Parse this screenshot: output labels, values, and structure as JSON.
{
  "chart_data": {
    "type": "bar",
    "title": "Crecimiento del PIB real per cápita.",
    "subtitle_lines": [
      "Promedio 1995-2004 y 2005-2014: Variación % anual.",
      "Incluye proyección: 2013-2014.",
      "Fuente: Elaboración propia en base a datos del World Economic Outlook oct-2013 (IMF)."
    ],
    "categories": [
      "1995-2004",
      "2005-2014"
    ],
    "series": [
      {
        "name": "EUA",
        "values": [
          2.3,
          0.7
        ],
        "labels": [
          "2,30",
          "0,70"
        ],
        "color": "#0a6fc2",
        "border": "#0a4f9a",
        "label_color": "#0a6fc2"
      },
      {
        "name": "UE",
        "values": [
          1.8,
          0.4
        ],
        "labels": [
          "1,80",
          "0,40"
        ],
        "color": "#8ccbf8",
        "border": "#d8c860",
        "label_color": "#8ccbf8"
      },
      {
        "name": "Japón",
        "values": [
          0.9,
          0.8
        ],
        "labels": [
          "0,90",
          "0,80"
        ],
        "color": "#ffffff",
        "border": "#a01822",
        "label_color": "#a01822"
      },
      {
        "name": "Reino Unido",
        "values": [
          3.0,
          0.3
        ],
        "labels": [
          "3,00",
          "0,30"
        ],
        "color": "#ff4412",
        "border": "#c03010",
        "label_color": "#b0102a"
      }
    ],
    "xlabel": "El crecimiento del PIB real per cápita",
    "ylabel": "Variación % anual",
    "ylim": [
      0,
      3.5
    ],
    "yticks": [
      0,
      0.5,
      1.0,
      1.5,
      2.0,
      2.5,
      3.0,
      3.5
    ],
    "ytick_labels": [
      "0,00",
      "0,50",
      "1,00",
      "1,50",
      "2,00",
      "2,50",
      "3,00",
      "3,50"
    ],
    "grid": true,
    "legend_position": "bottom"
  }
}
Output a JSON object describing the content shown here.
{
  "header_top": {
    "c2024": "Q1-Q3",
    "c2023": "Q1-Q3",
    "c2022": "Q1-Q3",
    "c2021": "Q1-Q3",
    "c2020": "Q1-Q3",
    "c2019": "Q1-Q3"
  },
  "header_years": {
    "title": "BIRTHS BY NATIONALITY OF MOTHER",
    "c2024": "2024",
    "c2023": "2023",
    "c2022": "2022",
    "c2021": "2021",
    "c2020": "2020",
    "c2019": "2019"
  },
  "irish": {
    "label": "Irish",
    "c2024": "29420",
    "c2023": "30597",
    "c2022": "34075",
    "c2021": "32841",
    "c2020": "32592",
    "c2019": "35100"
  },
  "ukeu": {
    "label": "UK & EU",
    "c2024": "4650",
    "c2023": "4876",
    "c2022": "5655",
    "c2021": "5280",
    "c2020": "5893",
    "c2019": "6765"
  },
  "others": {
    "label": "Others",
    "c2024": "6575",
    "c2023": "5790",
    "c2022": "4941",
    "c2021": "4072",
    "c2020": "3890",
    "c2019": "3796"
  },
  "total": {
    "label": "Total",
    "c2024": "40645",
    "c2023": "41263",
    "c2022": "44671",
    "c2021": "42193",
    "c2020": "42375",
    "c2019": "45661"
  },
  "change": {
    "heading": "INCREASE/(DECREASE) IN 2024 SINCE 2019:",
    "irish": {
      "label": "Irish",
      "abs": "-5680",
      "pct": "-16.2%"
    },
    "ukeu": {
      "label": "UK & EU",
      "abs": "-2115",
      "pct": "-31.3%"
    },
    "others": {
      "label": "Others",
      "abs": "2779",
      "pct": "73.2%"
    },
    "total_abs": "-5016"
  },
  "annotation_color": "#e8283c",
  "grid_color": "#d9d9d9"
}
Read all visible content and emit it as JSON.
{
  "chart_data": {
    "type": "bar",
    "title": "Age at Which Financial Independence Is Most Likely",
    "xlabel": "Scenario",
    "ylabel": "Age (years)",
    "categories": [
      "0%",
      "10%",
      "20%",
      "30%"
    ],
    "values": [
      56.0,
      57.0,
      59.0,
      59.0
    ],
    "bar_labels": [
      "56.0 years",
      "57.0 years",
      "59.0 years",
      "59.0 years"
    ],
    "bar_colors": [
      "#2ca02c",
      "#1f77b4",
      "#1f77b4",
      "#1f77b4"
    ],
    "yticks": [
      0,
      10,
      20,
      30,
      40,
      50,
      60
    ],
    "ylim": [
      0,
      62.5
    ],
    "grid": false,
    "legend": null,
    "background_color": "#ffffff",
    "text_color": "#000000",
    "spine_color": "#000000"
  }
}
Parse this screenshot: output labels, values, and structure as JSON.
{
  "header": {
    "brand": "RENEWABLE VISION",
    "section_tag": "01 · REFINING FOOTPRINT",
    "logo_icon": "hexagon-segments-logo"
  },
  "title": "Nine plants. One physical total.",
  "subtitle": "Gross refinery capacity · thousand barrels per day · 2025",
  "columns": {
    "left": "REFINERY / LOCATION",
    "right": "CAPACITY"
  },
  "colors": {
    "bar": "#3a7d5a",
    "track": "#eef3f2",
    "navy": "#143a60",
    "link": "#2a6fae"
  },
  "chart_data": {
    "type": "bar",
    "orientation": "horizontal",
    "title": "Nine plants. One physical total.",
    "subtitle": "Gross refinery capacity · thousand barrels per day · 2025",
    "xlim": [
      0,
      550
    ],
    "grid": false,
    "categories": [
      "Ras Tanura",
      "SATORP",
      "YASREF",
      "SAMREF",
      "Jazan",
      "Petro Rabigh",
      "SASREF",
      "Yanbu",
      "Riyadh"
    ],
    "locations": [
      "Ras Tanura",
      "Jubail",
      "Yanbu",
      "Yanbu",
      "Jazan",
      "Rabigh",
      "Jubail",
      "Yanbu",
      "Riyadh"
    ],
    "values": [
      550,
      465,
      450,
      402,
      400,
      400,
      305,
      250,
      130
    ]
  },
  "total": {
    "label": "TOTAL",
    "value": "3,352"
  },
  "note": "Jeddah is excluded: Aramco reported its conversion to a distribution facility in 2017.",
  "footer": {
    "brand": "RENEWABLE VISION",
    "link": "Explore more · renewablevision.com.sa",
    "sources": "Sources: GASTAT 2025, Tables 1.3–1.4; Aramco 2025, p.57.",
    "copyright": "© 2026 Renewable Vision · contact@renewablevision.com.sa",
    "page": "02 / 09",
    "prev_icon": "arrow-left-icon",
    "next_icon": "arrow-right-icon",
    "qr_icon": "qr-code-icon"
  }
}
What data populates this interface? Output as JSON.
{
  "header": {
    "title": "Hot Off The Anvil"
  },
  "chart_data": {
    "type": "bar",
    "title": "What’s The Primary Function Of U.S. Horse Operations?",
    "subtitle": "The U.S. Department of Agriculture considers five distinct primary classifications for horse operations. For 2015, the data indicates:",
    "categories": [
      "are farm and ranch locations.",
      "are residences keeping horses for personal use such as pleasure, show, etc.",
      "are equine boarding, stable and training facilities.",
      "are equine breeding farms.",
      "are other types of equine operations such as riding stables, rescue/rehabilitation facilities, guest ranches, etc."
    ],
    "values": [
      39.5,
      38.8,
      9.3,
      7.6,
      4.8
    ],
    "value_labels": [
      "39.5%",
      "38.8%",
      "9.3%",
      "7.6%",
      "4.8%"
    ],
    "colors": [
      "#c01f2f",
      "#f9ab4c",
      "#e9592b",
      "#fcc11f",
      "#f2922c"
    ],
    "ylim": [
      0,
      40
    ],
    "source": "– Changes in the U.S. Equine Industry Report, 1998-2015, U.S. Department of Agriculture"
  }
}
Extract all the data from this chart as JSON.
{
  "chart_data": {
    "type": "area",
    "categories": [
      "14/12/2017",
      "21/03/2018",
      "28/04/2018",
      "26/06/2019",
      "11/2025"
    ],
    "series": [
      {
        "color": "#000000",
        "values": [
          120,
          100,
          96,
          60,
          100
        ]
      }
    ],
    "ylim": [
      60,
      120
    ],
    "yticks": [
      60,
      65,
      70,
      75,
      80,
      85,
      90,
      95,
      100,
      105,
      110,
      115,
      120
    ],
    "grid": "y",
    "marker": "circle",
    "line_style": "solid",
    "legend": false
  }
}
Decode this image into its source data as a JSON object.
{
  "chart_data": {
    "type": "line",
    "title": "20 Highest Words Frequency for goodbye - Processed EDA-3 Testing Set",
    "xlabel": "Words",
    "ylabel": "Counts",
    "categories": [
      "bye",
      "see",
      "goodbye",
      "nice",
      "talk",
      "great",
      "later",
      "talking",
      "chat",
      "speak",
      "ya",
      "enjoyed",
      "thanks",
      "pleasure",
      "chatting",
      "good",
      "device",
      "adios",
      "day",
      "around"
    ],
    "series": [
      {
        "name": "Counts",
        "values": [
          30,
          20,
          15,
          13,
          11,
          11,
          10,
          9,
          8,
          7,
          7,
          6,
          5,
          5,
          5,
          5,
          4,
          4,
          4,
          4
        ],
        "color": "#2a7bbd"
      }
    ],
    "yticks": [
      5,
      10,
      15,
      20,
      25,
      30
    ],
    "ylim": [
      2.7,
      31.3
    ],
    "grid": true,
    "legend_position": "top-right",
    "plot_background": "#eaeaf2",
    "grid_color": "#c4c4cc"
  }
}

----------

Each line in the data that holds the string "name" should be found and copied.

**COMPLETE OUTPUT:**
        "name": "EUA",
        "name": "UE",
        "name": "Japón",
        "name": "Reino Unido",
        "name": "Counts",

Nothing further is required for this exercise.